[Saved data entries]
(begin)

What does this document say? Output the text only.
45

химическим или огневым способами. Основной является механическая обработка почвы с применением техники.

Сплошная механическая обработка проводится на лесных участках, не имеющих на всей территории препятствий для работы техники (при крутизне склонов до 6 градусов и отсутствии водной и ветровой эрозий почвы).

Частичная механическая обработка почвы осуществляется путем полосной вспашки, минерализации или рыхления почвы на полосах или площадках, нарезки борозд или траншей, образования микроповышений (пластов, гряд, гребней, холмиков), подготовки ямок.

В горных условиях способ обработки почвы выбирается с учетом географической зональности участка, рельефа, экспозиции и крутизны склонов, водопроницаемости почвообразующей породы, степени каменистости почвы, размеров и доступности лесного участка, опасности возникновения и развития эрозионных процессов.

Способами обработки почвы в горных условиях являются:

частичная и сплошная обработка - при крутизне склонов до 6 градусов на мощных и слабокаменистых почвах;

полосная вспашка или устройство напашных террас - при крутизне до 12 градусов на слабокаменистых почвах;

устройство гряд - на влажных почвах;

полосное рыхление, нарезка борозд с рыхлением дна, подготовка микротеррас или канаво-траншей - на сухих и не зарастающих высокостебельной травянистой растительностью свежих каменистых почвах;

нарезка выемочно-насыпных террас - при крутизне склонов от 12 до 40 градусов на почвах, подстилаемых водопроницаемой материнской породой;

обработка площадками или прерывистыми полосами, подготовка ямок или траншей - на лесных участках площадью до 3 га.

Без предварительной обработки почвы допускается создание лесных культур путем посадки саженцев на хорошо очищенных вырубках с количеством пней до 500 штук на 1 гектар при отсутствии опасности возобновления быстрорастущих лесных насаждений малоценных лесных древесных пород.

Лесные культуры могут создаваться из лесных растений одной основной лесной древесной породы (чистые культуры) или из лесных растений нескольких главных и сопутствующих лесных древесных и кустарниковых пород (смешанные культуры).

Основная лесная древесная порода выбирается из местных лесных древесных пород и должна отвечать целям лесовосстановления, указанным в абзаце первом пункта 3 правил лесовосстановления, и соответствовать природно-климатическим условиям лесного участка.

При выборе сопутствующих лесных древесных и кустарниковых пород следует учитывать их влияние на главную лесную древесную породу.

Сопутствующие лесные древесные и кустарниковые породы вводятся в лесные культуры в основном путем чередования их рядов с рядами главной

(end)
(begin)

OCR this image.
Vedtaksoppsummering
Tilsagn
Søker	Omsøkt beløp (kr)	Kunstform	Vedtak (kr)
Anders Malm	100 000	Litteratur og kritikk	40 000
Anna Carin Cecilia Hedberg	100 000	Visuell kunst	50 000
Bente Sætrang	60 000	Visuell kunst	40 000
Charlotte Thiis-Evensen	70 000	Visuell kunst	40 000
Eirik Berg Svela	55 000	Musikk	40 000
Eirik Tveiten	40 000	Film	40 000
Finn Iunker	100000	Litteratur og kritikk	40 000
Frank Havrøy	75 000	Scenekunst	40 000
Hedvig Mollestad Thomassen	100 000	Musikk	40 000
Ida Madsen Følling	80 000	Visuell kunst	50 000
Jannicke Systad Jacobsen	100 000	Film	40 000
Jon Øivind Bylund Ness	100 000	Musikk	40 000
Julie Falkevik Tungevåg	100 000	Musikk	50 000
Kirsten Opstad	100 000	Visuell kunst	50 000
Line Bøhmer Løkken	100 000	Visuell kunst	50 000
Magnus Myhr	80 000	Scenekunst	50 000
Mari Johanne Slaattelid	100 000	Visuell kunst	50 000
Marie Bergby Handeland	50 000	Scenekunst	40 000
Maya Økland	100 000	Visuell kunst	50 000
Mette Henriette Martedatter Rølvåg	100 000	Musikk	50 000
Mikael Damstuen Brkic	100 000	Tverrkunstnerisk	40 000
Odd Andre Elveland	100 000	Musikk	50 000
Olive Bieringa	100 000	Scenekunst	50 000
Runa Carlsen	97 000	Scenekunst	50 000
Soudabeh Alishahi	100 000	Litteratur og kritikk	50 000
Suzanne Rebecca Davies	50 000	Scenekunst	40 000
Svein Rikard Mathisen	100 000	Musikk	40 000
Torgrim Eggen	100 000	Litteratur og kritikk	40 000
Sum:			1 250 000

(end)

* [WHAT YOU WILL DO]: Find every line in the records above that contains the word "сопутствующих", and copy each one.

* [TASK SOLUTION]:
Лесные культуры могут создаваться из лесных растений одной основной лесной древесной породы (чистые культуры) или из лесных растений нескольких главных и сопутствующих лесных древесных и кустарниковых пород (смешанные культуры).
При выборе сопутствующих лесных древесных и кустарниковых пород следует учитывать их влияние на главную лесную древесную породу.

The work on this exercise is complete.